# [DATA LINES]
▬▬▬

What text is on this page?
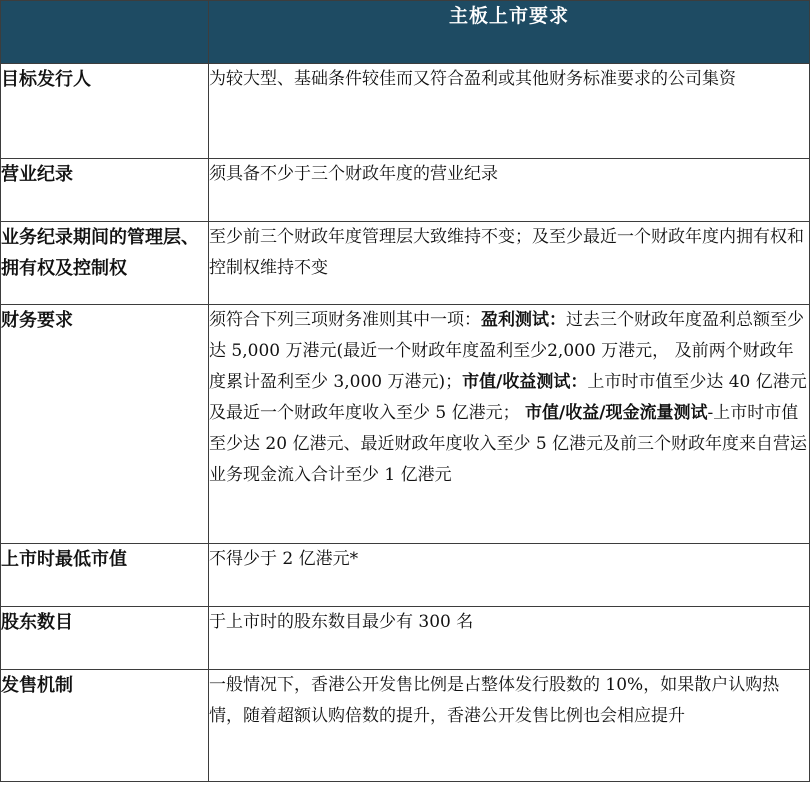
	主板上市要求
目标发行人	为较大型、基础条件较佳而又符合盈利或其他财务标准要求的公司集资
营业纪录	须具备不少于三个财政年度的营业纪录
业务纪录期间的管理层、拥有权及控制权	至少前三个财政年度管理层大致维持不变；及至少最近一个财政年度内拥有权和控制权维持不变
财务要求	须符合下列三项财务准则其中一项：盈利测试：过去三个财政年度盈利总额至少达 5,000 万港元(最近一个财政年度盈利至少2,000 万港元， 及前两个财政年度累计盈利至少 3,000 万港元)；市值/收益测试：上市时市值至少达 40 亿港元及最近一个财政年度收入至少 5 亿港元； 市值/收益/现金流量测试-上市时市值至少达 20 亿港元、最近财政年度收入至少 5 亿港元及前三个财政年度来自营运业务现金流入合计至少 1 亿港元
上市时最低市值	不得少于 2 亿港元*
股东数目	于上市时的股东数目最少有 300 名
发售机制	一般情况下，香港公开发售比例是占整体发行股数的 10%，如果散户认购热情，随着超额认购倍数的提升，香港公开发售比例也会相应提升
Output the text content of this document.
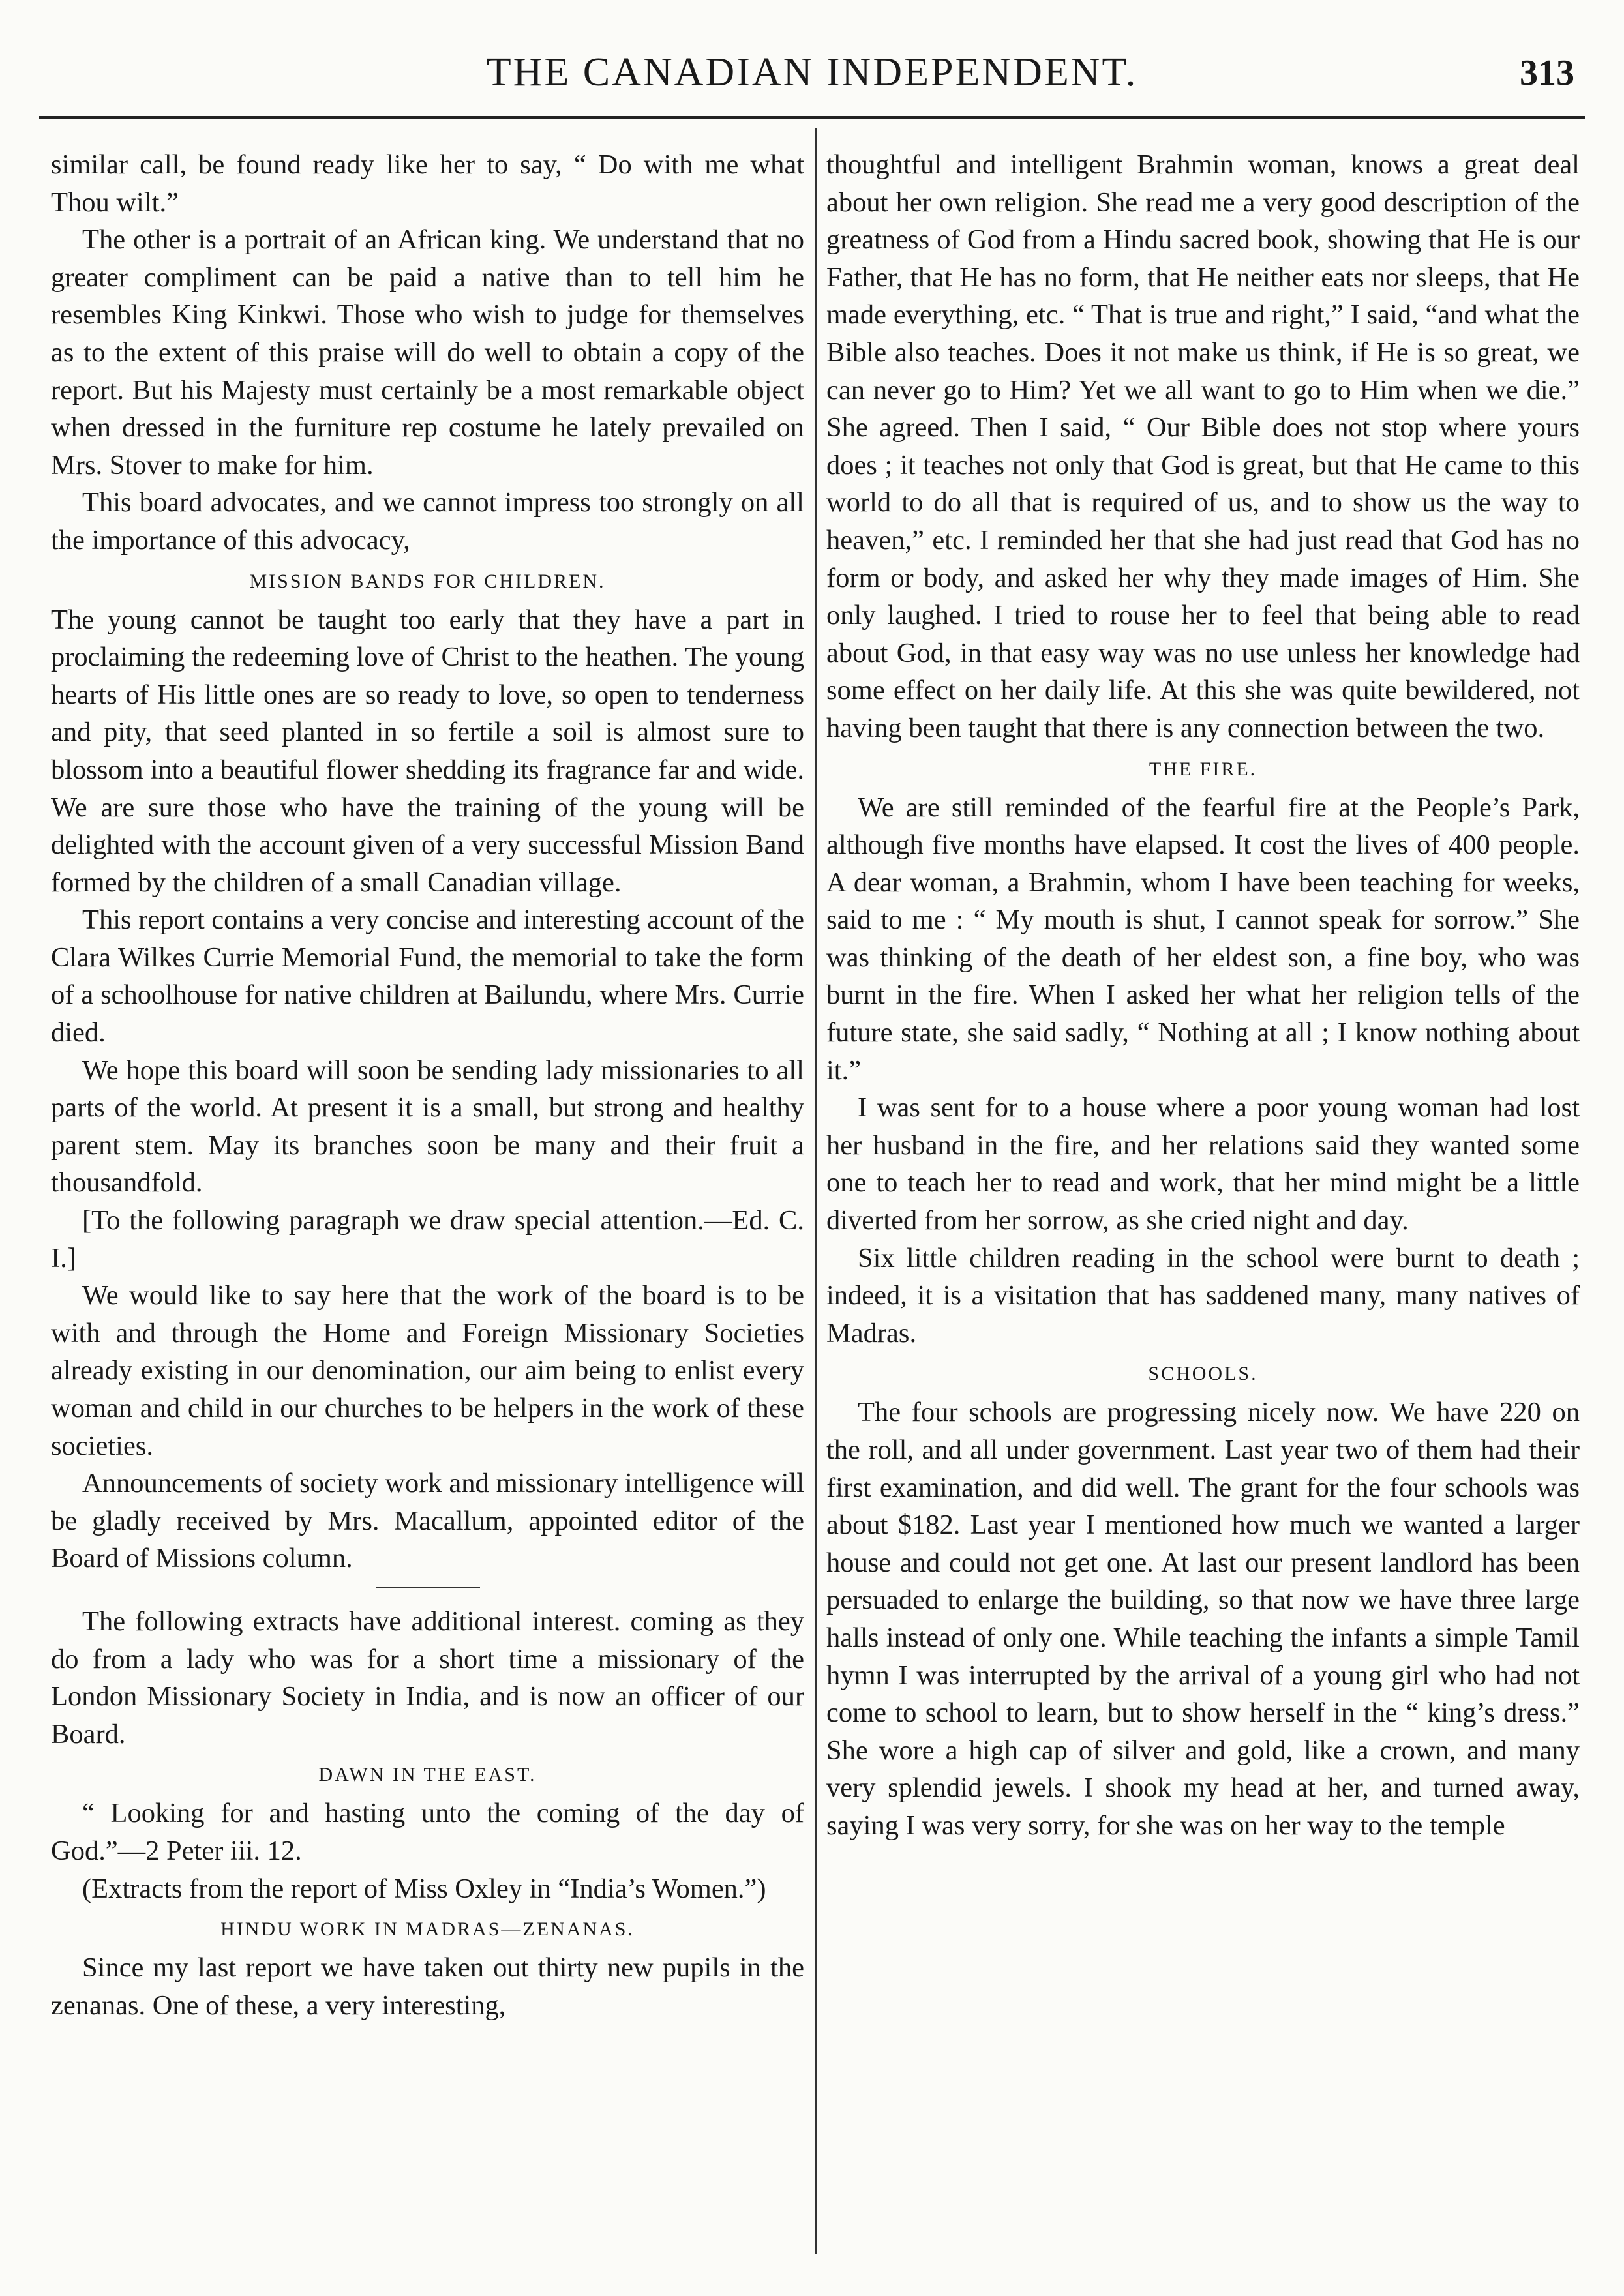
THE CANADIAN INDEPENDENT.	313

similar call, be found ready like her to say, “ Do with me what Thou wilt.”

The other is a portrait of an African king. We understand that no greater compliment can be paid a native than to tell him he resembles King Kinkwi. Those who wish to judge for themselves as to the extent of this praise will do well to obtain a copy of the report. But his Majesty must certainly be a most remarkable object when dressed in the furniture rep costume he lately prevailed on Mrs. Stover to make for him.

This board advocates, and we cannot impress too strongly on all the importance of this advocacy,

MISSION BANDS FOR CHILDREN.

The young cannot be taught too early that they have a part in proclaiming the redeeming love of Christ to the heathen. The young hearts of His little ones are so ready to love, so open to tenderness and pity, that seed planted in so fertile a soil is almost sure to blossom into a beautiful flower shedding its fragrance far and wide. We are sure those who have the training of the young will be delighted with the account given of a very successful Mission Band formed by the children of a small Canadian village.

This report contains a very concise and interesting account of the Clara Wilkes Currie Memorial Fund, the memorial to take the form of a schoolhouse for native children at Bailundu, where Mrs. Currie died.

We hope this board will soon be sending lady missionaries to all parts of the world. At present it is a small, but strong and healthy parent stem. May its branches soon be many and their fruit a thousandfold.

[To the following paragraph we draw special attention.—Ed. C. I.]

We would like to say here that the work of the board is to be with and through the Home and Foreign Missionary Societies already existing in our denomination, our aim being to enlist every woman and child in our churches to be helpers in the work of these societies.

Announcements of society work and missionary intelligence will be gladly received by Mrs. Macallum, appointed editor of the Board of Missions column.

The following extracts have additional interest. coming as they do from a lady who was for a short time a missionary of the London Missionary Society in India, and is now an officer of our Board.

DAWN IN THE EAST.

“ Looking for and hasting unto the coming of the day of God.”—2 Peter iii. 12.

(Extracts from the report of Miss Oxley in “India’s Women.”)

HINDU WORK IN MADRAS—ZENANAS.

Since my last report we have taken out thirty new pupils in the zenanas. One of these, a very interesting,

thoughtful and intelligent Brahmin woman, knows a great deal about her own religion. She read me a very good description of the greatness of God from a Hindu sacred book, showing that He is our Father, that He has no form, that He neither eats nor sleeps, that He made everything, etc. “ That is true and right,” I said, “and what the Bible also teaches. Does it not make us think, if He is so great, we can never go to Him? Yet we all want to go to Him when we die.” She agreed. Then I said, “ Our Bible does not stop where yours does ; it teaches not only that God is great, but that He came to this world to do all that is required of us, and to show us the way to heaven,” etc. I reminded her that she had just read that God has no form or body, and asked her why they made images of Him. She only laughed. I tried to rouse her to feel that being able to read about God, in that easy way was no use unless her knowledge had some effect on her daily life. At this she was quite bewildered, not having been taught that there is any connection between the two.

THE FIRE.

We are still reminded of the fearful fire at the People’s Park, although five months have elapsed. It cost the lives of 400 people. A dear woman, a Brahmin, whom I have been teaching for weeks, said to me : “ My mouth is shut, I cannot speak for sorrow.” She was thinking of the death of her eldest son, a fine boy, who was burnt in the fire. When I asked her what her religion tells of the future state, she said sadly, “ Nothing at all ; I know nothing about it.”

I was sent for to a house where a poor young woman had lost her husband in the fire, and her relations said they wanted some one to teach her to read and work, that her mind might be a little diverted from her sorrow, as she cried night and day.

Six little children reading in the school were burnt to death ; indeed, it is a visitation that has saddened many, many natives of Madras.

SCHOOLS.

The four schools are progressing nicely now. We have 220 on the roll, and all under government. Last year two of them had their first examination, and did well. The grant for the four schools was about $182. Last year I mentioned how much we wanted a larger house and could not get one. At last our present landlord has been persuaded to enlarge the building, so that now we have three large halls instead of only one. While teaching the infants a simple Tamil hymn I was interrupted by the arrival of a young girl who had not come to school to learn, but to show herself in the “ king’s dress.” She wore a high cap of silver and gold, like a crown, and many very splendid jewels. I shook my head at her, and turned away, saying I was very sorry, for she was on her way to the temple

▬▬▬

State how many lines of the records above contain the word "following", giving only that number.

2